→ **Exercise requirements**:
Output word for word the lines from the one with "Parse this screenshot: output" to the final line of the data, both ends included, but skip the pictures.

→ **Data shown**:
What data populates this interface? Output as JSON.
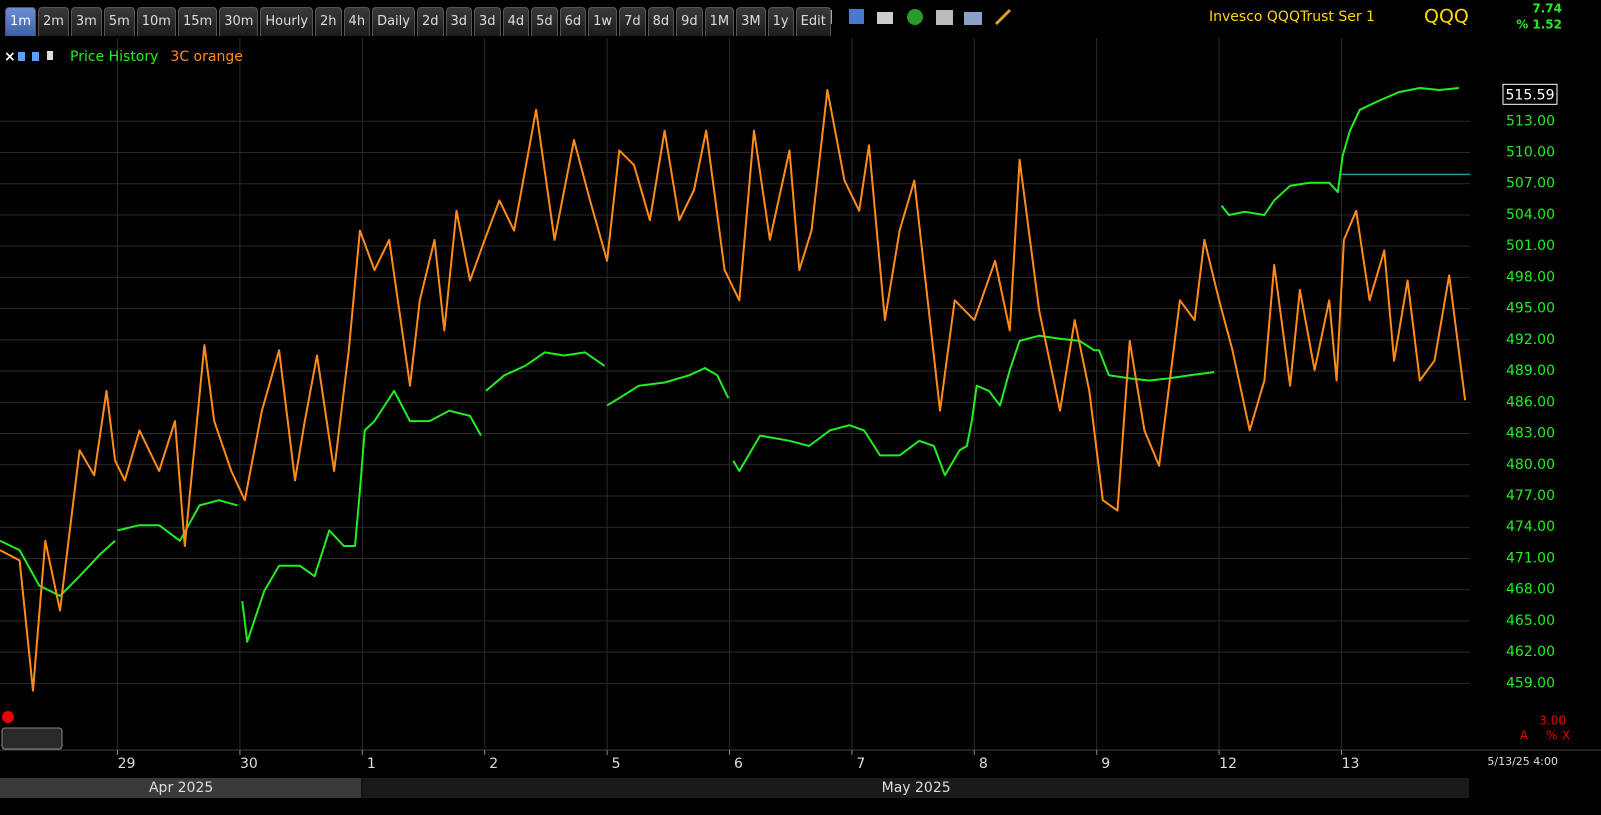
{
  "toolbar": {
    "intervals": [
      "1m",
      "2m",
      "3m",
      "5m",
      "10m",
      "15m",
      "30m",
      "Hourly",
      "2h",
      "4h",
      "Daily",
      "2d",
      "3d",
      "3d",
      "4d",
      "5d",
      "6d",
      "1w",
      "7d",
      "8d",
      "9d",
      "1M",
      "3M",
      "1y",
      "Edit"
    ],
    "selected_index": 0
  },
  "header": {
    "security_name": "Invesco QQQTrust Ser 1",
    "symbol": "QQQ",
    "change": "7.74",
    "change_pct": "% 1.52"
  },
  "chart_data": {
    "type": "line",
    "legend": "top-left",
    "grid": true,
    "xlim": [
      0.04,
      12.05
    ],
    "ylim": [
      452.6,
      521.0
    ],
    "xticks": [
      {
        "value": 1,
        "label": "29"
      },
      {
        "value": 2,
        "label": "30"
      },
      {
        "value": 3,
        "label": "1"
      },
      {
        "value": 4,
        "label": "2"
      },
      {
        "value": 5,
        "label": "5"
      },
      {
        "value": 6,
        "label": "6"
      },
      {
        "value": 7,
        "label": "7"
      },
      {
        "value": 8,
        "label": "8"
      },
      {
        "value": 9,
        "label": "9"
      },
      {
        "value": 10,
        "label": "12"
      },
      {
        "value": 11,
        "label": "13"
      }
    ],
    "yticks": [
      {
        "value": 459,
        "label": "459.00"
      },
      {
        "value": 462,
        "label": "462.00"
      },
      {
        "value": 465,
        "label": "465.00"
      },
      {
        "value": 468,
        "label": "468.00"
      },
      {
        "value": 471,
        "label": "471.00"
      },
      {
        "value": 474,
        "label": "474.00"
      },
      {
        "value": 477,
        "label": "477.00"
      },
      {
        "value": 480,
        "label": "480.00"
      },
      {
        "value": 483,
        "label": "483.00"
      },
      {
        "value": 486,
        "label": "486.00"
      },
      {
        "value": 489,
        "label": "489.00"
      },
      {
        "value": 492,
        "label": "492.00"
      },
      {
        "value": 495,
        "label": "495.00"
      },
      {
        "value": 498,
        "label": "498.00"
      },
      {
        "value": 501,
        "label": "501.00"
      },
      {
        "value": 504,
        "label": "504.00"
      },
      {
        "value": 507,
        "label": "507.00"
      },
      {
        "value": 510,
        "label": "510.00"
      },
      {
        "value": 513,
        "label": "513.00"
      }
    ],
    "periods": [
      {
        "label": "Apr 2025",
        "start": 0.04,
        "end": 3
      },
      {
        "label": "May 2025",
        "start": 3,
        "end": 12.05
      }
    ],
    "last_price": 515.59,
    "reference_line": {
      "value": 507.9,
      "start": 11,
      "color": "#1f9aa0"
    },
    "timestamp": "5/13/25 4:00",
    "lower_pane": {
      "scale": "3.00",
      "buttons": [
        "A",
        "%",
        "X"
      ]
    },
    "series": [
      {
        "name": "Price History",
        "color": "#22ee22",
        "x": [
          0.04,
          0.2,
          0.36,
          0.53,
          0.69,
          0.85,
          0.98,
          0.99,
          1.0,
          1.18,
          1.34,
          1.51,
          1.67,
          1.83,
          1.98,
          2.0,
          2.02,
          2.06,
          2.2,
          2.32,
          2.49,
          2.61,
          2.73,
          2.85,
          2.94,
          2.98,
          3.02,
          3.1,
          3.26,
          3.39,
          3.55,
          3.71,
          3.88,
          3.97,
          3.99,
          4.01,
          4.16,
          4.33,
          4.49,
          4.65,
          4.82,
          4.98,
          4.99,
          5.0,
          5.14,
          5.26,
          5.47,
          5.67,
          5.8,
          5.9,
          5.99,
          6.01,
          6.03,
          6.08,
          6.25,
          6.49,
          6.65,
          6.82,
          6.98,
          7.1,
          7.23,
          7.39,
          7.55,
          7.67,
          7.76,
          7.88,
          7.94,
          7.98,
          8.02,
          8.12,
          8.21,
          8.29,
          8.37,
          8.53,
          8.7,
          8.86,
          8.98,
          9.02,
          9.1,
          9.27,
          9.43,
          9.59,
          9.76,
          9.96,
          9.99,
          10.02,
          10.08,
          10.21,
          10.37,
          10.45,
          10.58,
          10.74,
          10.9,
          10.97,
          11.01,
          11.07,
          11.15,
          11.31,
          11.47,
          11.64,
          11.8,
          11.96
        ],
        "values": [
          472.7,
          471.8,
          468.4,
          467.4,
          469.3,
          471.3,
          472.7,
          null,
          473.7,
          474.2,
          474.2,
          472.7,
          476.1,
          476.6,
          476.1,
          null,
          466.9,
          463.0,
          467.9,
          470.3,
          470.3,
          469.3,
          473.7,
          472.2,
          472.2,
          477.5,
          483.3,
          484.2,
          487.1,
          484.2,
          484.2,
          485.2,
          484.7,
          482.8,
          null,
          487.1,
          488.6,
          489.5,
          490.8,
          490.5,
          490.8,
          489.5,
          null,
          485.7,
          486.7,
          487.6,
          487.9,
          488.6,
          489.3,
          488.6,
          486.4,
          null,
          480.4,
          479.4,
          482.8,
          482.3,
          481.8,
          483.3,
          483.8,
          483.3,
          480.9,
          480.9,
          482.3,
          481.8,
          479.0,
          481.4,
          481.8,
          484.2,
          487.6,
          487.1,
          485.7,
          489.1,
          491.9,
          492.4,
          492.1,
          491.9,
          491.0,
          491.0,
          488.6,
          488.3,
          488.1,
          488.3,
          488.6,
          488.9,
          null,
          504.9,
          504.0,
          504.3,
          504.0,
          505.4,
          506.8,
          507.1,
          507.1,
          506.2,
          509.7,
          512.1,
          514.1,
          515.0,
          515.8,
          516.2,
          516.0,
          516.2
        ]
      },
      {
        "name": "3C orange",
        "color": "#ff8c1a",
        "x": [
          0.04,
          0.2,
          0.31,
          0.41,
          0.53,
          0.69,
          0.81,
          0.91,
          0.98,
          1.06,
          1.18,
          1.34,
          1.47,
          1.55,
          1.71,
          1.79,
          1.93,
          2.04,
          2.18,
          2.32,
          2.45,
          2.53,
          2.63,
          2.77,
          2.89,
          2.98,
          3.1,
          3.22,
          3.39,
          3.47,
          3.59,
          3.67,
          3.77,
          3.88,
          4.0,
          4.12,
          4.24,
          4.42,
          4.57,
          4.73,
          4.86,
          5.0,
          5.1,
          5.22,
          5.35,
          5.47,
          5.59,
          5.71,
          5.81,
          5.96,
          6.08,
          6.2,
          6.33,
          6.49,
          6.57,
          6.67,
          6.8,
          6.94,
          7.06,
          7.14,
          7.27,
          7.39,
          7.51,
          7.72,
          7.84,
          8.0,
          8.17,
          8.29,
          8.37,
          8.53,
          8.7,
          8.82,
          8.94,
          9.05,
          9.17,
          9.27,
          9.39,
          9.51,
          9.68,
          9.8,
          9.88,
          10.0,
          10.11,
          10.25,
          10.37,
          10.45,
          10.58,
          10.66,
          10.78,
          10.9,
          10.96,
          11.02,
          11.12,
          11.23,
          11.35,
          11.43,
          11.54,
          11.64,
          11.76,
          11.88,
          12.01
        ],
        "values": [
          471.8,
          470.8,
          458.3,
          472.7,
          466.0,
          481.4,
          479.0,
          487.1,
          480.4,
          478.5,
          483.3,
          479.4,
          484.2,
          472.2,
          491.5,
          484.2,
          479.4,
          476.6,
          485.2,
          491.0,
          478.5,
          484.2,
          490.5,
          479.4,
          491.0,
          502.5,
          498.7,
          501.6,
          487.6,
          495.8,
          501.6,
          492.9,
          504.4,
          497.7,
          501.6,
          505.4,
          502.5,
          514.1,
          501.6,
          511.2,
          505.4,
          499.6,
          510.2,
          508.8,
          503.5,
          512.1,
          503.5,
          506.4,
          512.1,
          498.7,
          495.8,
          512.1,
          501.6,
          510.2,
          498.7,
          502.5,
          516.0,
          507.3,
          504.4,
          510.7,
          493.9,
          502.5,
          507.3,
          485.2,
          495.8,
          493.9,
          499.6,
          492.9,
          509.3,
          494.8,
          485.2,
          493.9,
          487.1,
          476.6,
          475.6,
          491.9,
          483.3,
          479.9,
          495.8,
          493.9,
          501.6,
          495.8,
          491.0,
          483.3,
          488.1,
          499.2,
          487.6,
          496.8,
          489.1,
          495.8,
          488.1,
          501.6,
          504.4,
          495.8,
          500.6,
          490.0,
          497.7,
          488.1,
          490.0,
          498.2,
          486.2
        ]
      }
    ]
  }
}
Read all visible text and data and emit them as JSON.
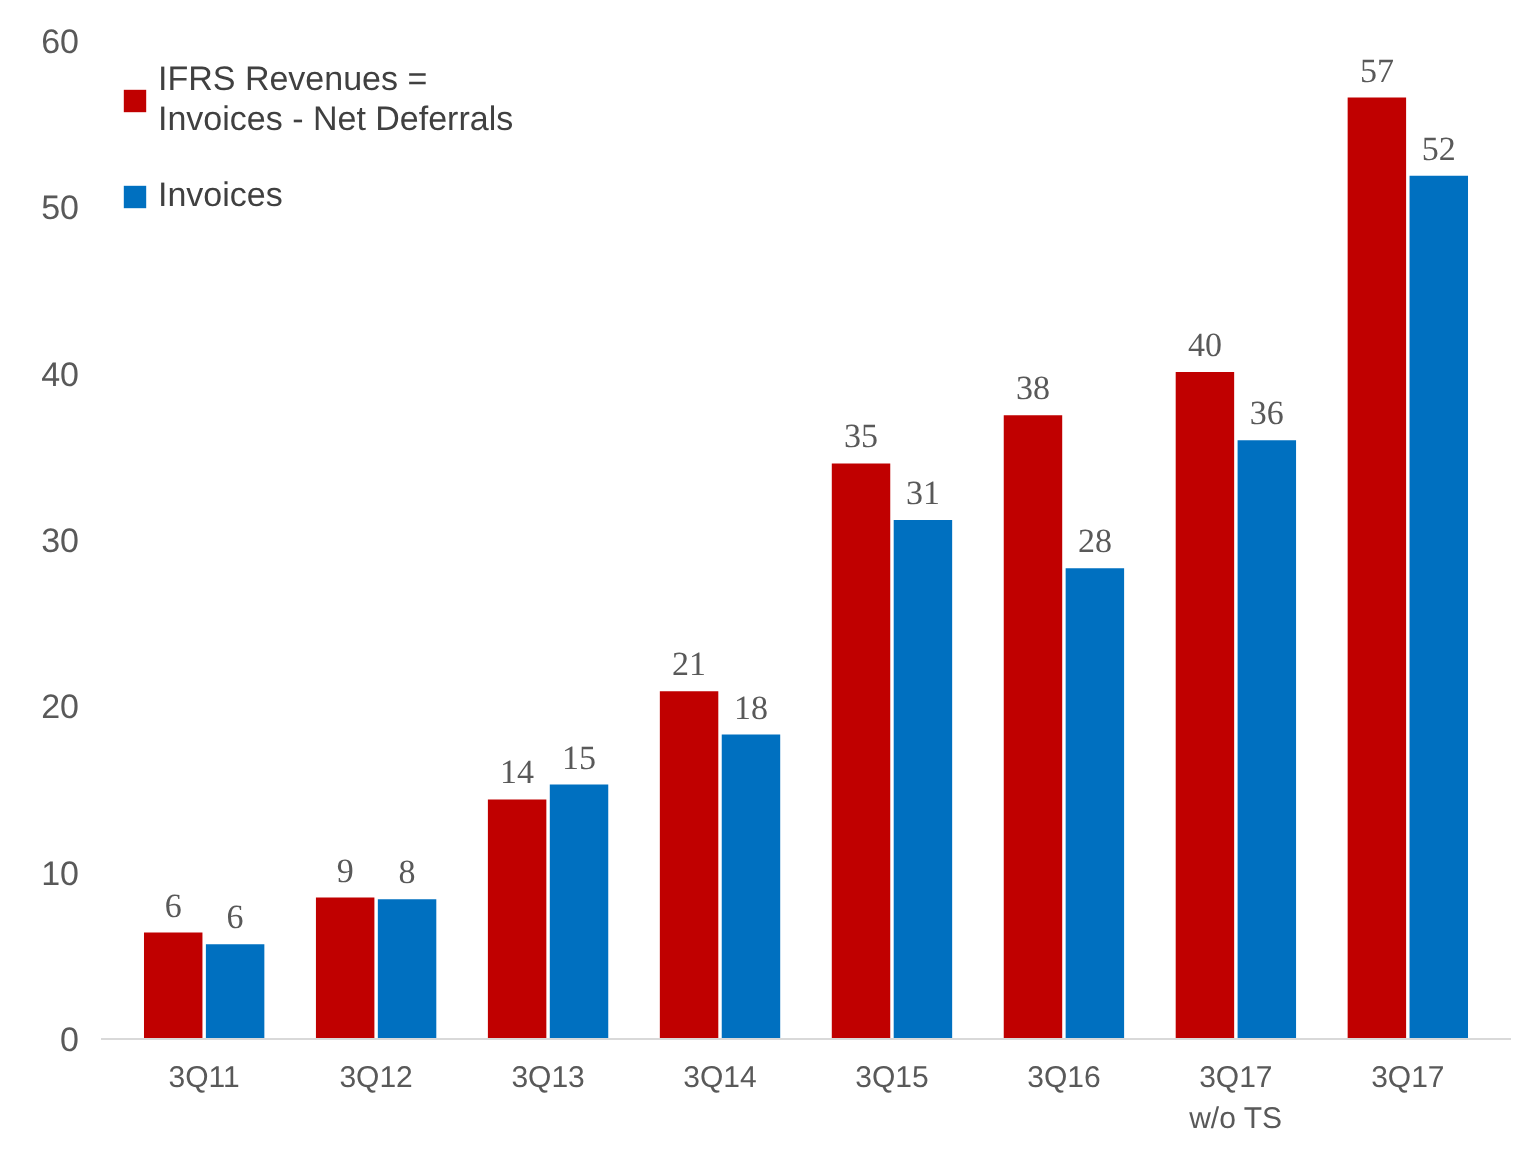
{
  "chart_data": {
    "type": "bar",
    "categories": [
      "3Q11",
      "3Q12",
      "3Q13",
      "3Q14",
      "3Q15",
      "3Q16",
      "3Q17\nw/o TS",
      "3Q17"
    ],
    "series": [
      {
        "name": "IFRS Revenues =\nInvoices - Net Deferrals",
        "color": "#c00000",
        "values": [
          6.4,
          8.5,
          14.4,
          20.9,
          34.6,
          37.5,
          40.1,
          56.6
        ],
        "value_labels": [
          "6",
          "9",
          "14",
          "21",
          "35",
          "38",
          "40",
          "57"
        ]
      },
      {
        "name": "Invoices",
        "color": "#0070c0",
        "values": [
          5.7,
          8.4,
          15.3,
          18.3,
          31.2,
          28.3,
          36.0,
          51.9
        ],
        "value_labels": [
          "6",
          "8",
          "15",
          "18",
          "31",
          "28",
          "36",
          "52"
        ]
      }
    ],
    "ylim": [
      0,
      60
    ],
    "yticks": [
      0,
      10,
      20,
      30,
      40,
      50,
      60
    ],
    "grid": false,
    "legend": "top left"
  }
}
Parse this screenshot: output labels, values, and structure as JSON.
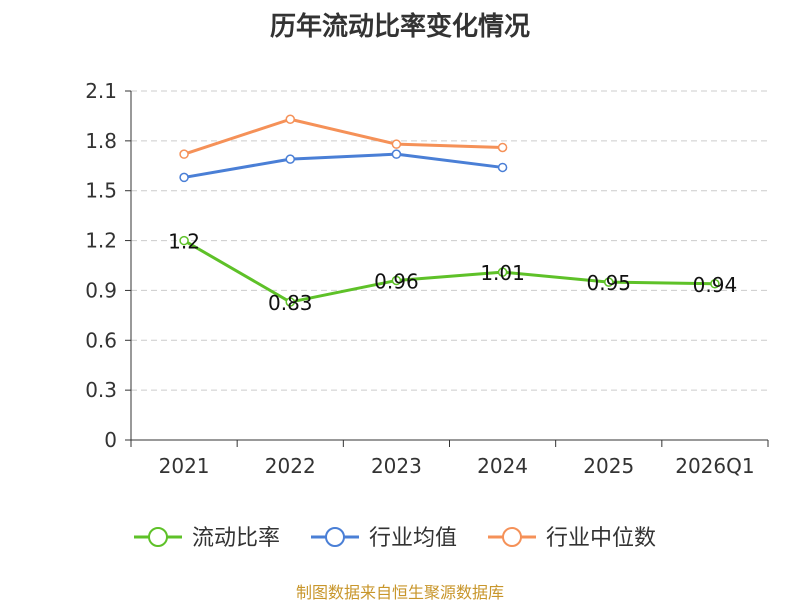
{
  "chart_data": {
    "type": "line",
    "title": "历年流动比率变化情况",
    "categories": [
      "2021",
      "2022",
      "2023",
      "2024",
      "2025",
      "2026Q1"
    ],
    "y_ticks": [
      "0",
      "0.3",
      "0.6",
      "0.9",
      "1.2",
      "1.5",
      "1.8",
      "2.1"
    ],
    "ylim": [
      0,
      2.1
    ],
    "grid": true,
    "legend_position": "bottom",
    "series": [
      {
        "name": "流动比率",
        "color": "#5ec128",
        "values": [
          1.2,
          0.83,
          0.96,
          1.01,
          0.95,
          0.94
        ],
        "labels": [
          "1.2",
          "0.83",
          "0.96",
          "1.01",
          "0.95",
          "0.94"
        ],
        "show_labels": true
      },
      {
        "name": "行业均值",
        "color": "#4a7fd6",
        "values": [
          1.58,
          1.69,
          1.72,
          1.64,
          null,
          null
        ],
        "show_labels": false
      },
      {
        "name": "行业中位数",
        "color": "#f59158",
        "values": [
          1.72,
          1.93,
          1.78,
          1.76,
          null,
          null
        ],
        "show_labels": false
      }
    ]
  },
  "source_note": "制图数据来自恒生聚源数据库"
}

→ **The output**:
Parse this screenshot: output labels, values, and structure as JSON.
{
  "chart_data": {
    "type": "line",
    "title": "历年流动比率变化情况",
    "categories": [
      "2021",
      "2022",
      "2023",
      "2024",
      "2025",
      "2026Q1"
    ],
    "y_ticks": [
      "0",
      "0.3",
      "0.6",
      "0.9",
      "1.2",
      "1.5",
      "1.8",
      "2.1"
    ],
    "ylim": [
      0,
      2.1
    ],
    "grid": true,
    "legend_position": "bottom",
    "series": [
      {
        "name": "流动比率",
        "color": "#5ec128",
        "values": [
          1.2,
          0.83,
          0.96,
          1.01,
          0.95,
          0.94
        ],
        "labels": [
          "1.2",
          "0.83",
          "0.96",
          "1.01",
          "0.95",
          "0.94"
        ],
        "show_labels": true
      },
      {
        "name": "行业均值",
        "color": "#4a7fd6",
        "values": [
          1.58,
          1.69,
          1.72,
          1.64,
          null,
          null
        ],
        "show_labels": false
      },
      {
        "name": "行业中位数",
        "color": "#f59158",
        "values": [
          1.72,
          1.93,
          1.78,
          1.76,
          null,
          null
        ],
        "show_labels": false
      }
    ]
  },
  "source_note": "制图数据来自恒生聚源数据库"
}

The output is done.